Exercise requirements — Produce an exact copy of all the data below, dropping every image.

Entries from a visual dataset
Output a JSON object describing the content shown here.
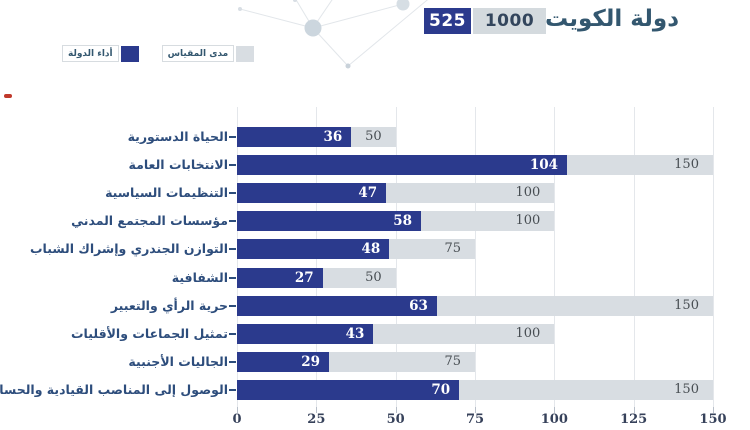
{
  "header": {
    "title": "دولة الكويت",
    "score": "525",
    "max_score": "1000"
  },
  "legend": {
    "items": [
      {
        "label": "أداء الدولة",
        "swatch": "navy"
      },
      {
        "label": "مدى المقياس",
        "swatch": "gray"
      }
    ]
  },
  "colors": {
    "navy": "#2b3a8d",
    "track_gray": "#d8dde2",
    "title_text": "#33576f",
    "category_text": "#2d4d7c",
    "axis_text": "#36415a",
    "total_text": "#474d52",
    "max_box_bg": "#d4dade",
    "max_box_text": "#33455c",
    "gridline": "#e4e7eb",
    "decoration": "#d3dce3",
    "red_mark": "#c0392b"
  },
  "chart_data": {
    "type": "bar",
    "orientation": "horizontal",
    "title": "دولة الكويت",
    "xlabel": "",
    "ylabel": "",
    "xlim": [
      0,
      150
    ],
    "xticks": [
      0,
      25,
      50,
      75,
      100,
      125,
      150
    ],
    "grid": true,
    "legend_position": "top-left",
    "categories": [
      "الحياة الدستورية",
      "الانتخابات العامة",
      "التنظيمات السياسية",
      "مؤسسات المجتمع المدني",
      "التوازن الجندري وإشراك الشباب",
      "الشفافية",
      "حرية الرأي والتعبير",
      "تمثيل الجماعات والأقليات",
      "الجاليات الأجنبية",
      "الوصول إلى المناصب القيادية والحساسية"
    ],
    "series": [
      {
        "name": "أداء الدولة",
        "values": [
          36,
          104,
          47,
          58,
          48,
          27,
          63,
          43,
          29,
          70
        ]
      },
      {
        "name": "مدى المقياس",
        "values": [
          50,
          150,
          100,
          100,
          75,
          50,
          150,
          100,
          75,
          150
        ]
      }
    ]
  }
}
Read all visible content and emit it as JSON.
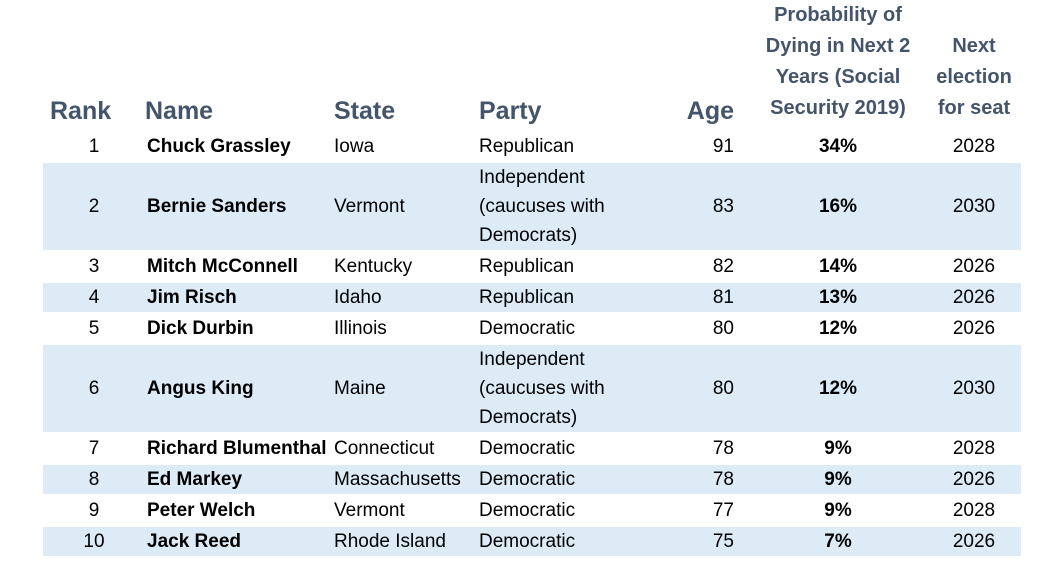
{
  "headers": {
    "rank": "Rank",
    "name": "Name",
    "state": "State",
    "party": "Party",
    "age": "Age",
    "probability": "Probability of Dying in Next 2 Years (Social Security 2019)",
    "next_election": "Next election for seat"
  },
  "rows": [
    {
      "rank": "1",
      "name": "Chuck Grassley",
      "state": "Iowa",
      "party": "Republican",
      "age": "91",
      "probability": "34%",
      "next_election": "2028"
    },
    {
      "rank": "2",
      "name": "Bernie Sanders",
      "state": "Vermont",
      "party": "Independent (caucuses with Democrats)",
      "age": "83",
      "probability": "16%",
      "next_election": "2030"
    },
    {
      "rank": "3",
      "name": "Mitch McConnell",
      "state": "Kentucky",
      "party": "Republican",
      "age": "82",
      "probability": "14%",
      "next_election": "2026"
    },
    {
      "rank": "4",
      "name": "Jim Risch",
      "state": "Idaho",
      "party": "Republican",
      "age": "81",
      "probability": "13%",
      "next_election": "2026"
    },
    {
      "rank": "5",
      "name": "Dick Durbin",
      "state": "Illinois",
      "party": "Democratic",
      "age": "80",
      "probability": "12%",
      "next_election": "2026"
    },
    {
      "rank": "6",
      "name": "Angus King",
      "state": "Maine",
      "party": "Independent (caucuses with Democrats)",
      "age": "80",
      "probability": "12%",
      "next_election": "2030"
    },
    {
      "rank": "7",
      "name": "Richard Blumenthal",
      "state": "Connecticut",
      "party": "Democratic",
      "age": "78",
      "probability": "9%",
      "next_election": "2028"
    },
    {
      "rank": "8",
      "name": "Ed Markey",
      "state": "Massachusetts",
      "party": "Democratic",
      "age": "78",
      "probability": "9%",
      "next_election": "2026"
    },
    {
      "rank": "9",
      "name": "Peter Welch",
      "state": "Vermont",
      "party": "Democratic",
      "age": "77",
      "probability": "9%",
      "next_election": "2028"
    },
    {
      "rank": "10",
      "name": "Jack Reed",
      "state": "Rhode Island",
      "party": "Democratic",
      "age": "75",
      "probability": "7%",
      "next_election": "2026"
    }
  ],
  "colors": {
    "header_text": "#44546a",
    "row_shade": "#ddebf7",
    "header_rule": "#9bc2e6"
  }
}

Solution to this task —
Output a JSON object describing the content shown here.
{
  "header": {
    "title": "دولة الكويت",
    "score": "525",
    "max_score": "1000"
  },
  "legend": {
    "items": [
      {
        "label": "أداء الدولة",
        "swatch": "navy"
      },
      {
        "label": "مدى المقياس",
        "swatch": "gray"
      }
    ]
  },
  "colors": {
    "navy": "#2b3a8d",
    "track_gray": "#d8dde2",
    "title_text": "#33576f",
    "category_text": "#2d4d7c",
    "axis_text": "#36415a",
    "total_text": "#474d52",
    "max_box_bg": "#d4dade",
    "max_box_text": "#33455c",
    "gridline": "#e4e7eb",
    "decoration": "#d3dce3",
    "red_mark": "#c0392b"
  },
  "chart_data": {
    "type": "bar",
    "orientation": "horizontal",
    "title": "دولة الكويت",
    "xlabel": "",
    "ylabel": "",
    "xlim": [
      0,
      150
    ],
    "xticks": [
      0,
      25,
      50,
      75,
      100,
      125,
      150
    ],
    "grid": true,
    "legend_position": "top-left",
    "categories": [
      "الحياة الدستورية",
      "الانتخابات العامة",
      "التنظيمات السياسية",
      "مؤسسات المجتمع المدني",
      "التوازن الجندري وإشراك الشباب",
      "الشفافية",
      "حرية الرأي والتعبير",
      "تمثيل الجماعات والأقليات",
      "الجاليات الأجنبية",
      "الوصول إلى المناصب القيادية والحساسية"
    ],
    "series": [
      {
        "name": "أداء الدولة",
        "values": [
          36,
          104,
          47,
          58,
          48,
          27,
          63,
          43,
          29,
          70
        ]
      },
      {
        "name": "مدى المقياس",
        "values": [
          50,
          150,
          100,
          100,
          75,
          50,
          150,
          100,
          75,
          150
        ]
      }
    ]
  }
}
Read all visible content and emit it as JSON.
{
  "headers": {
    "rank": "Rank",
    "name": "Name",
    "state": "State",
    "party": "Party",
    "age": "Age",
    "probability": "Probability of Dying in Next 2 Years (Social Security 2019)",
    "next_election": "Next election for seat"
  },
  "rows": [
    {
      "rank": "1",
      "name": "Chuck Grassley",
      "state": "Iowa",
      "party": "Republican",
      "age": "91",
      "probability": "34%",
      "next_election": "2028"
    },
    {
      "rank": "2",
      "name": "Bernie Sanders",
      "state": "Vermont",
      "party": "Independent (caucuses with Democrats)",
      "age": "83",
      "probability": "16%",
      "next_election": "2030"
    },
    {
      "rank": "3",
      "name": "Mitch McConnell",
      "state": "Kentucky",
      "party": "Republican",
      "age": "82",
      "probability": "14%",
      "next_election": "2026"
    },
    {
      "rank": "4",
      "name": "Jim Risch",
      "state": "Idaho",
      "party": "Republican",
      "age": "81",
      "probability": "13%",
      "next_election": "2026"
    },
    {
      "rank": "5",
      "name": "Dick Durbin",
      "state": "Illinois",
      "party": "Democratic",
      "age": "80",
      "probability": "12%",
      "next_election": "2026"
    },
    {
      "rank": "6",
      "name": "Angus King",
      "state": "Maine",
      "party": "Independent (caucuses with Democrats)",
      "age": "80",
      "probability": "12%",
      "next_election": "2030"
    },
    {
      "rank": "7",
      "name": "Richard Blumenthal",
      "state": "Connecticut",
      "party": "Democratic",
      "age": "78",
      "probability": "9%",
      "next_election": "2028"
    },
    {
      "rank": "8",
      "name": "Ed Markey",
      "state": "Massachusetts",
      "party": "Democratic",
      "age": "78",
      "probability": "9%",
      "next_election": "2026"
    },
    {
      "rank": "9",
      "name": "Peter Welch",
      "state": "Vermont",
      "party": "Democratic",
      "age": "77",
      "probability": "9%",
      "next_election": "2028"
    },
    {
      "rank": "10",
      "name": "Jack Reed",
      "state": "Rhode Island",
      "party": "Democratic",
      "age": "75",
      "probability": "7%",
      "next_election": "2026"
    }
  ],
  "colors": {
    "header_text": "#44546a",
    "row_shade": "#ddebf7",
    "header_rule": "#9bc2e6"
  }
}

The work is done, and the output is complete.